» **PROMPT**: Reproduce the following Philadelphia Daily News excerpt on training camp word for word, without any alterations.

From the Philadelphia Daily News:

Left unanswered is how much more this group can offer if they come to camp in shape, or even in better-than-ever shape.

We’re about to find out, said the coach.

“We made it clear that everybody has to come into camp in shape,” Berube said. “It can’t be average, it can’t be just above average. It has to be exceptional. And they all know that. We need to get to another level defensively and that’s just everybody being accountable every moment they’re on the ice. A lot has to do with just pressure and skating and work.

“We have to change people. Because they’ve done it a certain way for a long while. You’ve got to change ’em, you’ve got to get on ’em more. But they’ve got to want to make it happen.”

Last year, Philly’s camp was a disaster — so bad, in fact, that owner Ed Snider made a point of addressing it following Peter Laviolette’s dismissal just three games into the season.

“I thought our training camp, quite frankly, was one of the worst training camps I’ve ever seen,” Snider said. “I’m not talking about wins or losses. There was nothing exciting. Nobody shined. Nobody looked good.

“I couldn’t point to one thing that I thought was a positive.”

» **DATASET ROWS**:
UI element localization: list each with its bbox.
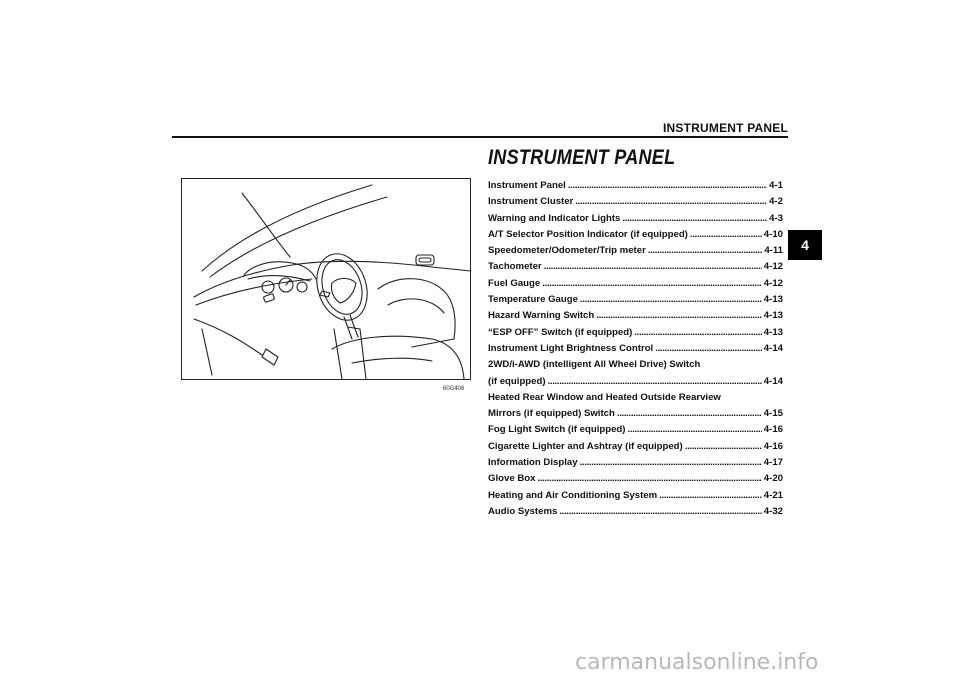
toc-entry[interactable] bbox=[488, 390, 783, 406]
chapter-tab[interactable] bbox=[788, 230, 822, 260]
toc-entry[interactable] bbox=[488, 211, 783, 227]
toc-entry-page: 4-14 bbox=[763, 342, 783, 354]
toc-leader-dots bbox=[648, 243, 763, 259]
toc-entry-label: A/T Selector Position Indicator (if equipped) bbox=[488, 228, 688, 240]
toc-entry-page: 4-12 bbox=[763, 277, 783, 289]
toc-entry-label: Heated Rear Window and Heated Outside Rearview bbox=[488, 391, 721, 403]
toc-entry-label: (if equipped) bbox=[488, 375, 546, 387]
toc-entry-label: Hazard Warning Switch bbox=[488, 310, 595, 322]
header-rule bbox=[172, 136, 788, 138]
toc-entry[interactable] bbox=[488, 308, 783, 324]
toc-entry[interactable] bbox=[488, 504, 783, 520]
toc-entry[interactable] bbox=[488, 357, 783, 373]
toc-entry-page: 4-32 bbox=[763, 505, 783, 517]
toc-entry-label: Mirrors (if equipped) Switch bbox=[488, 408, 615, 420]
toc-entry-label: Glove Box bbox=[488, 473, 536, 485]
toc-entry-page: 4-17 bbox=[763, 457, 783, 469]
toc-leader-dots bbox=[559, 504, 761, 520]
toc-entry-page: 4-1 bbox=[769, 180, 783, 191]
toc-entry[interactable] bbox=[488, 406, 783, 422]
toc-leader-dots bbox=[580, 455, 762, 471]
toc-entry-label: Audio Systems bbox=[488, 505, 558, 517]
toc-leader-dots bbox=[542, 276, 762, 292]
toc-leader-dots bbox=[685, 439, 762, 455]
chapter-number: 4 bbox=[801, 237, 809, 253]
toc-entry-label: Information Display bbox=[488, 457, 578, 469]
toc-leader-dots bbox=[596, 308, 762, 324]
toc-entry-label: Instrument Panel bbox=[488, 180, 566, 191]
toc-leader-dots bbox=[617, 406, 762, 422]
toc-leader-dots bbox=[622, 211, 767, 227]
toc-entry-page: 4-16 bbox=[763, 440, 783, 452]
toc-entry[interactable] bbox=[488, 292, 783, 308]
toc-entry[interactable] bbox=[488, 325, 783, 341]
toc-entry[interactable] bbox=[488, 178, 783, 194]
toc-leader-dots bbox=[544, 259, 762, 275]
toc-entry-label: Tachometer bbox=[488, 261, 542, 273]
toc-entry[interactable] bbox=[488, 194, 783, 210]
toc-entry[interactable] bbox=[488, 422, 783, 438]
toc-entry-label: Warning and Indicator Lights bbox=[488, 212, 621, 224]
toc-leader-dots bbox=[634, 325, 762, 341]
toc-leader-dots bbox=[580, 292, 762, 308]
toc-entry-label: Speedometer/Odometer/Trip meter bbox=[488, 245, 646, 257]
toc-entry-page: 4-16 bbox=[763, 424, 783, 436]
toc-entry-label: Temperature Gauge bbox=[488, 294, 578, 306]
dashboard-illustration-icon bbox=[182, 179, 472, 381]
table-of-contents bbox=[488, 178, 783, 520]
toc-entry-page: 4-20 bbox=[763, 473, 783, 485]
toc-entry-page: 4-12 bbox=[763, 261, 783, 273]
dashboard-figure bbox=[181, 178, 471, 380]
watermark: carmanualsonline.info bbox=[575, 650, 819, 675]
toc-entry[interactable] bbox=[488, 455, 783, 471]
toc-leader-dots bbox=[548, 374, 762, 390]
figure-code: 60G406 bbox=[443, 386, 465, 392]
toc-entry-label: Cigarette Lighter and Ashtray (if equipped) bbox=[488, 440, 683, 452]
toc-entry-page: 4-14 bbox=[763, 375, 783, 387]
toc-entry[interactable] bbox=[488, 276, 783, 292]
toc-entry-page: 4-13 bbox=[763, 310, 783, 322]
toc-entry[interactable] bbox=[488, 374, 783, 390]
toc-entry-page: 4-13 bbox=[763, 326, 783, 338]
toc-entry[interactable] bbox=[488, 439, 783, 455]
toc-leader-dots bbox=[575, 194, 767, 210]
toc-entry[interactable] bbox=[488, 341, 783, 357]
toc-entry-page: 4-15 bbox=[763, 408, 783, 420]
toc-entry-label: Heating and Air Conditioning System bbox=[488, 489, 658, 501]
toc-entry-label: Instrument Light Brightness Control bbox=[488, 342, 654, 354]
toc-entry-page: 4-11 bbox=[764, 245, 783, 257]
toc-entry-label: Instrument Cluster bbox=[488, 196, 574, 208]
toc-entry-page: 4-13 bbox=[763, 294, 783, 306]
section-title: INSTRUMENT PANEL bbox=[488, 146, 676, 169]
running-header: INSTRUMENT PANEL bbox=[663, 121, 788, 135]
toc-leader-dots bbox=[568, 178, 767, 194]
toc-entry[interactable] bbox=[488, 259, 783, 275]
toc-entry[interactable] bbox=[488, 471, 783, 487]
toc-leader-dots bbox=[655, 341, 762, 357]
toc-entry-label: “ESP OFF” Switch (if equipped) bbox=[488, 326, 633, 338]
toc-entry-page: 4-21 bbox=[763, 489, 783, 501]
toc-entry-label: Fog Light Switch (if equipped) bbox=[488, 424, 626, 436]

» **THE ANSWER**:
From the Philadelphia Daily News:

Left unanswered is how much more this group can offer if they come to camp in shape, or even in better-than-ever shape.

We’re about to find out, said the coach.

“We made it clear that everybody has to come into camp in shape,” Berube said. “It can’t be average, it can’t be just above average. It has to be exceptional. And they all know that. We need to get to another level defensively and that’s just everybody being accountable every moment they’re on the ice. A lot has to do with just pressure and skating and work.

“We have to change people. Because they’ve done it a certain way for a long while. You’ve got to change ’em, you’ve got to get on ’em more. But they’ve got to want to make it happen.”

Last year, Philly’s camp was a disaster — so bad, in fact, that owner Ed Snider made a point of addressing it following Peter Laviolette’s dismissal just three games into the season.

“I thought our training camp, quite frankly, was one of the worst training camps I’ve ever seen,” Snider said. “I’m not talking about wins or losses. There was nothing exciting. Nobody shined. Nobody looked good.

“I couldn’t point to one thing that I thought was a positive.”